_PROBLEMS_.
[a] Rewrite the portion of the pre-migration monitoring article starting with "In fact, there" and going on through "our free demo.", putting "infrastructure" wherever "environment" appears.
[b] In the pre-migration monitoring article, what does a wide rectangle in a box-plot indicate?
[c] List every statistic of utilization that the pre-migration monitoring article says a box-plot shows.

***** GIVEN PASSAGE

Systems administrators sometimes face the arduous task of transitioning their environment, whether they’re consolidating servers to save on the cost of infrastructure, or migrating servers to a new data center, private cloud, or public cloud. It probably seems counter-intuitive to integrate detailed performance monitoring just before a server migration. After all, moving infrastructure is hard enough without adding extra pieces to the puzzle, right?
In fact, there are some really good reasons to consider adding resource utilization and performance analysis to your environment before you migrate. Good monitoring offers reporting and alerting functionality (especially anomaly detection) that can help with the performance and resource utilization aspects of such a project. Here are three reasons not to wait to implement a performance monitoring solution.
If you’d like to see resource utilization and performance analysis for your own environment, try our free demo.
1) Monitoring Your Current Environment Is Key to Right-Sizing Your New One
Your team is moving to a new environment – but how do you know what size environment you need? You could stick with an environment that’s the same size as the old one as best you can, but you risk having over- or under-provisioned resources, which could lead to performance problems or an increase in cost. Before you migrate, you need a capacity plan.
The most important aspect of capacity planning is ensuring you fully understand the “footprint” of the application workload before making any changes. In simple terms, you need to measure the server resource utilization as well as the utilization of memory, disk and network I/O. You also need to know the disk space of the existing servers based on historic application workload.
Metricly’s utilization report uses two techniques to help this analysis:
First, it makes it easier to visualize relevant data measured in multiple dimensions by using a box-plot. A box-plot or a whisker-plot shows the minimum, maximum, and median as well as upper and lower quartile of utilization over the course of time. The upper and lower quartiles (shown as a rectangle) indicate the range of values for 50% of the measurements over time. A wide rectangle indicates volatility in usage, for which appropriate provisioning is required during peak hours.
Second, this report gives you access to multiple resource utilization measurements. The most overlooked aspect of server consolidation and migration is the analysis in dimensions beyond server CPU utilization. It is easy to underestimate the memory or I/O requirements for a server, because estimation of I/O utilization requires understanding the server attributes that indicate the amount of I/O throughput the underlying physical server can support. You can obtain this information through any agent technology that can collect system configuration information. We pulled information on this example environment using Metricly’s agent:
Once you’ve pulled this report, it’s helpful to sort by volatility, to see which elements are the most volatile, and which are “quieter” or more stable. The more volatile a system’s utilization, the more risk you face in provisioning the correct amount of required computing resource.

**********
***** RECORD LIST

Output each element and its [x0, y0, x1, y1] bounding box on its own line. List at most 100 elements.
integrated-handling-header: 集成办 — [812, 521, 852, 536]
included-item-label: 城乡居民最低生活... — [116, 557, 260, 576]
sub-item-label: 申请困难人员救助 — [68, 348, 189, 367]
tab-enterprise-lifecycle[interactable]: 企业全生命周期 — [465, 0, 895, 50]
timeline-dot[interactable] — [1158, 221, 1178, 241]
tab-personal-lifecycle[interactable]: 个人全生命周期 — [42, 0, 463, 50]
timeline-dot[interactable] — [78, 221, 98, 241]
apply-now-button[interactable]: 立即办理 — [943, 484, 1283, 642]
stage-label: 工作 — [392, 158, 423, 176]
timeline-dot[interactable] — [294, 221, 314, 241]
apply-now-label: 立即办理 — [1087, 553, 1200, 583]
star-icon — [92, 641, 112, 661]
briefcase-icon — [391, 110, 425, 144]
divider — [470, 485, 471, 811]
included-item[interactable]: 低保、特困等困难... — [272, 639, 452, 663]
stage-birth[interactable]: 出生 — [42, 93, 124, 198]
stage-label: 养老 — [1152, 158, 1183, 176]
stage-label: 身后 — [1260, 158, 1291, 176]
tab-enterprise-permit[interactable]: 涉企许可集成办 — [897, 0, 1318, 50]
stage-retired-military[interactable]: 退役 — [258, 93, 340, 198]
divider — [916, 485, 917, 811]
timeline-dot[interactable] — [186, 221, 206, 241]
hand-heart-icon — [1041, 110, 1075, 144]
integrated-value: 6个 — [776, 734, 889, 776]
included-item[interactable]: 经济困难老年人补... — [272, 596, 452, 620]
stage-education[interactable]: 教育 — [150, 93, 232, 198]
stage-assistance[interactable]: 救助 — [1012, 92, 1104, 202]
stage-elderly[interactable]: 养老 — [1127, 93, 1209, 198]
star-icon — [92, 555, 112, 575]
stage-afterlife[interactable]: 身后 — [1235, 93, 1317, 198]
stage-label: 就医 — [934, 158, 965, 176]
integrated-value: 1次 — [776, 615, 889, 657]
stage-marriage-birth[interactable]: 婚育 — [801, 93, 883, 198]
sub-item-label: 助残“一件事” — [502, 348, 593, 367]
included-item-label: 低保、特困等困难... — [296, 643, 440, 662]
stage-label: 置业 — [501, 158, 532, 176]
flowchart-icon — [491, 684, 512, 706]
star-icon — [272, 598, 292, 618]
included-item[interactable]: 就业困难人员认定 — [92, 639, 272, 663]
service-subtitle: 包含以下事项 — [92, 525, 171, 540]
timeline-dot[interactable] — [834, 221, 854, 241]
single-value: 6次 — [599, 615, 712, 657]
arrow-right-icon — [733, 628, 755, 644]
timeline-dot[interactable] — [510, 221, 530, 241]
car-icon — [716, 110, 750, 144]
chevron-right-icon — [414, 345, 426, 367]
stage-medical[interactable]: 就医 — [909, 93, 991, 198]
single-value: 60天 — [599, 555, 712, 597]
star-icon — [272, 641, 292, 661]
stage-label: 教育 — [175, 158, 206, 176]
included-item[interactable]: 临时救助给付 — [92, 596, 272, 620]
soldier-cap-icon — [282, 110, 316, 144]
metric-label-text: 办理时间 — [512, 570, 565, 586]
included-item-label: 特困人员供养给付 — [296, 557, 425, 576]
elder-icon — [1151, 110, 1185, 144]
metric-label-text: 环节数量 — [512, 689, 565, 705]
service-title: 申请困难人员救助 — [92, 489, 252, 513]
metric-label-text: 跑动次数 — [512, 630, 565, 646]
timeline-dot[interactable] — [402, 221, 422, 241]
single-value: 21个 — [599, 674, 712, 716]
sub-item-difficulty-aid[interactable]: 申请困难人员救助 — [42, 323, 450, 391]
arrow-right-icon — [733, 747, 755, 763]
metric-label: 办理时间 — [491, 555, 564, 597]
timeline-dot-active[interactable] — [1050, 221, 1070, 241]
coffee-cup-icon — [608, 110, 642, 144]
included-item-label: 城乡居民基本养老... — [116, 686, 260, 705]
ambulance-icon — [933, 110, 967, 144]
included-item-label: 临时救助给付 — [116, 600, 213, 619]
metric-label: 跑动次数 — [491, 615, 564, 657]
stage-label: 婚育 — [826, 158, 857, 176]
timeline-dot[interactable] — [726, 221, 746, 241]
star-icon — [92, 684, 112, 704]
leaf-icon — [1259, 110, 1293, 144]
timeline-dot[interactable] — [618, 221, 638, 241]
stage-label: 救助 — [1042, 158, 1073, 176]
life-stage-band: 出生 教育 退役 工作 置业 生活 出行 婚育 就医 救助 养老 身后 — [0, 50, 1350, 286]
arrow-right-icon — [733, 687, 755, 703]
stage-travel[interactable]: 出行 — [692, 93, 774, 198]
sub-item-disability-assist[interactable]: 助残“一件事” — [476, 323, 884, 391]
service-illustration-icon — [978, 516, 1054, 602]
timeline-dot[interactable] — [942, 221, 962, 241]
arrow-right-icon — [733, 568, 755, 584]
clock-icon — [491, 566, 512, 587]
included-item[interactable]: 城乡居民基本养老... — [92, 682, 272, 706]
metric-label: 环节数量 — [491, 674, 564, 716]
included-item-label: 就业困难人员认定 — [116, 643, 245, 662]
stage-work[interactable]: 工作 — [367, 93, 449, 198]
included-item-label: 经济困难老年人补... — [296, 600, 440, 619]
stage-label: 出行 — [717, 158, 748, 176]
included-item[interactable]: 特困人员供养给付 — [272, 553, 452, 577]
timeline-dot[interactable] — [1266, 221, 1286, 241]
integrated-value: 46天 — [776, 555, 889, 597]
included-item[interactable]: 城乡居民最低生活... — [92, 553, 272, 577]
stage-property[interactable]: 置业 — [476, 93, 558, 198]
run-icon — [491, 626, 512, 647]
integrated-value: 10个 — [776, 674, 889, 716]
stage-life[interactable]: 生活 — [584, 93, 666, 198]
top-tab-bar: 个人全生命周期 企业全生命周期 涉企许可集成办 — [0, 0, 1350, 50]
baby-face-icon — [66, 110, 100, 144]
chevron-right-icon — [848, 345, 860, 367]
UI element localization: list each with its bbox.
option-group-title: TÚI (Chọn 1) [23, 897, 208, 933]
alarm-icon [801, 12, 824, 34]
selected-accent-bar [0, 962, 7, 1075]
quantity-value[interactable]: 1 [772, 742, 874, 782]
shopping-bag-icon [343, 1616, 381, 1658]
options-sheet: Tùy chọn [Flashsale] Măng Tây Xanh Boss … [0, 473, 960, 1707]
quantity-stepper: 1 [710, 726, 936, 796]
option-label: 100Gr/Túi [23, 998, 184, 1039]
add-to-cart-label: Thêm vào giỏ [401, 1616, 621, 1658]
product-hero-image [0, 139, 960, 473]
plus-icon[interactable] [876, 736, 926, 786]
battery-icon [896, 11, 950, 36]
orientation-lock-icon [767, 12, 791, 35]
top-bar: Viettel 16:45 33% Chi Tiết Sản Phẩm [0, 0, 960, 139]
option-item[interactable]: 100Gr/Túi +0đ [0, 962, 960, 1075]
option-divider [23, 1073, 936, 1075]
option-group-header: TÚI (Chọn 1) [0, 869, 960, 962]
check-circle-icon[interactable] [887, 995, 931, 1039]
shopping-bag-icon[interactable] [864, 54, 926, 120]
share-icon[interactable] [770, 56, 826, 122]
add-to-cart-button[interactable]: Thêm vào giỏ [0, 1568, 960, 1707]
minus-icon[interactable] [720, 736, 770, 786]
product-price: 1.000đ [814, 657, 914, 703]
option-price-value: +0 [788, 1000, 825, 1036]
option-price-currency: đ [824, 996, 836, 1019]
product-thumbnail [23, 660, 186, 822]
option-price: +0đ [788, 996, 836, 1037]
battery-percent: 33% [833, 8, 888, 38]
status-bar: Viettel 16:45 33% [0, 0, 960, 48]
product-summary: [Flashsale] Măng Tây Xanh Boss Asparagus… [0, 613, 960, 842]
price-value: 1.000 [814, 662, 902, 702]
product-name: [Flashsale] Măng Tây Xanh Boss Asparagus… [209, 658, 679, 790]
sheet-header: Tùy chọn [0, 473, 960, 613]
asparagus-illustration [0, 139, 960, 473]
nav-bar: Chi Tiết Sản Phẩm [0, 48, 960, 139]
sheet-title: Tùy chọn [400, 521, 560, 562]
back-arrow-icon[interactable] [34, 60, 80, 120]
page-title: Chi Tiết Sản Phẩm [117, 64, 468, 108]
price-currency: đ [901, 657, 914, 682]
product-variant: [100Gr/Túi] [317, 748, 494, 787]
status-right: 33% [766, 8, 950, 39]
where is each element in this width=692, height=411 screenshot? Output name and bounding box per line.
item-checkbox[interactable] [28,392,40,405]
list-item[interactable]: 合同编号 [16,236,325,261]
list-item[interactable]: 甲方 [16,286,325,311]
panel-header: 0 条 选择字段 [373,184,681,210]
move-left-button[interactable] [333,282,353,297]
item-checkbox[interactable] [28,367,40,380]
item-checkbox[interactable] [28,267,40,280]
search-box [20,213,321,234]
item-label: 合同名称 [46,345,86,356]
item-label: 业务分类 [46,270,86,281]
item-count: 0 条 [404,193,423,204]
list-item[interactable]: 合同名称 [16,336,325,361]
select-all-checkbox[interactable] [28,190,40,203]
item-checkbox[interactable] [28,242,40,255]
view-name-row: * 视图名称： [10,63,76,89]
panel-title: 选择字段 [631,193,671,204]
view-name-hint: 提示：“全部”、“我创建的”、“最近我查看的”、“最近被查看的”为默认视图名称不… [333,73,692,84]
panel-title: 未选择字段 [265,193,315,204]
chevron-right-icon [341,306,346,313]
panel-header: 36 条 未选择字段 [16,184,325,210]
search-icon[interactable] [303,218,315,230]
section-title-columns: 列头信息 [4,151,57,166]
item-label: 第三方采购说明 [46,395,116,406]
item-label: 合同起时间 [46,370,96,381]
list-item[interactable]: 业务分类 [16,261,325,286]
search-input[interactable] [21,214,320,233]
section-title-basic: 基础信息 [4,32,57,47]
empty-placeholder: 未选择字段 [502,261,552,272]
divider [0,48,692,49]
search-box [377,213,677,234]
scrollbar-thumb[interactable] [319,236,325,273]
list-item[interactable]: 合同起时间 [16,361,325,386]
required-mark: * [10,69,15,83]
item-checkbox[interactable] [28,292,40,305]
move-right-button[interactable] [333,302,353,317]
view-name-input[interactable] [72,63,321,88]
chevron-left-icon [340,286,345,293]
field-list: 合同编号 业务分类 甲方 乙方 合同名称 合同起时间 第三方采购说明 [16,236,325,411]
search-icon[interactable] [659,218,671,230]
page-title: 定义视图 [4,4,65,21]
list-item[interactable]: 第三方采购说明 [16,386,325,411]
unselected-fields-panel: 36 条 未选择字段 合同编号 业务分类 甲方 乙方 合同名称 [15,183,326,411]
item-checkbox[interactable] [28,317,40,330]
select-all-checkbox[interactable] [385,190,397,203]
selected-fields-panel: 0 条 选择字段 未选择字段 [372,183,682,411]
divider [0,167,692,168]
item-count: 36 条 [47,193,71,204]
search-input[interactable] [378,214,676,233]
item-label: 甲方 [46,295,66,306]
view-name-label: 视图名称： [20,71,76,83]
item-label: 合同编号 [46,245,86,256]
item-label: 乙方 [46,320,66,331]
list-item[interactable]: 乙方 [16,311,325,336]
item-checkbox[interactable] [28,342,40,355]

**********

_WORKED SOLUTIONS_.
[a]
In fact, there are some really good reasons to consider adding resource utilization and performance analysis to your infrastructure before you migrate. Good monitoring offers reporting and alerting functionality (especially anomaly detection) that can help with the performance and resource utilization aspects of such a project. Here are three reasons not to wait to implement a performance monitoring solution.
If you’d like to see resource utilization and performance analysis for your own infrastructure, try our free demo.

[b] Volatility in usage, which requires appropriate provisioning during peak hours.

[c]
- Minimum
- Maximum
- Median
- Upper quartile
- Lower quartile